>> BEGIN Information supplied

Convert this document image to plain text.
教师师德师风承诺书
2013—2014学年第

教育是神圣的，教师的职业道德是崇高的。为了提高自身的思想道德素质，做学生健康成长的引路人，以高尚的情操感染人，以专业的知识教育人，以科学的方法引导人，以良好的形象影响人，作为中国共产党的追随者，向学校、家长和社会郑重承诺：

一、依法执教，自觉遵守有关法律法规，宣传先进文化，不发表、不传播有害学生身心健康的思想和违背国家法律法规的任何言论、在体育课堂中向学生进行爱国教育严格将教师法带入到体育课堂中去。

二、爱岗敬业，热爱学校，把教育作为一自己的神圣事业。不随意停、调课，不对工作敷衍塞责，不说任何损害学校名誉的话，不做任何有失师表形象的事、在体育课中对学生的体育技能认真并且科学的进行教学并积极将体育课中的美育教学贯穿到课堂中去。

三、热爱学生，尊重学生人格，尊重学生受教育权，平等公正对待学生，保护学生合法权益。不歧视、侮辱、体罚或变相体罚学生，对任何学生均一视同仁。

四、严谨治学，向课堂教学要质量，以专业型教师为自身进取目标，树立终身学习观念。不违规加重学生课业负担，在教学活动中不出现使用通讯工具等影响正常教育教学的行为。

>> END Information supplied

Written exercise. Go through the data and return every record exactly.

Completed task.
Convert this document image to plain text.
教师师德师风承诺书
2013—2014学年第

教育是神圣的，教师的职业道德是崇高的。为了提高自身的思想道德素质，做学生健康成长的引路人，以高尚的情操感染人，以专业的知识教育人，以科学的方法引导人，以良好的形象影响人，作为中国共产党的追随者，向学校、家长和社会郑重承诺：

一、依法执教，自觉遵守有关法律法规，宣传先进文化，不发表、不传播有害学生身心健康的思想和违背国家法律法规的任何言论、在体育课堂中向学生进行爱国教育严格将教师法带入到体育课堂中去。

二、爱岗敬业，热爱学校，把教育作为一自己的神圣事业。不随意停、调课，不对工作敷衍塞责，不说任何损害学校名誉的话，不做任何有失师表形象的事、在体育课中对学生的体育技能认真并且科学的进行教学并积极将体育课中的美育教学贯穿到课堂中去。

三、热爱学生，尊重学生人格，尊重学生受教育权，平等公正对待学生，保护学生合法权益。不歧视、侮辱、体罚或变相体罚学生，对任何学生均一视同仁。

四、严谨治学，向课堂教学要质量，以专业型教师为自身进取目标，树立终身学习观念。不违规加重学生课业负担，在教学活动中不出现使用通讯工具等影响正常教育教学的行为。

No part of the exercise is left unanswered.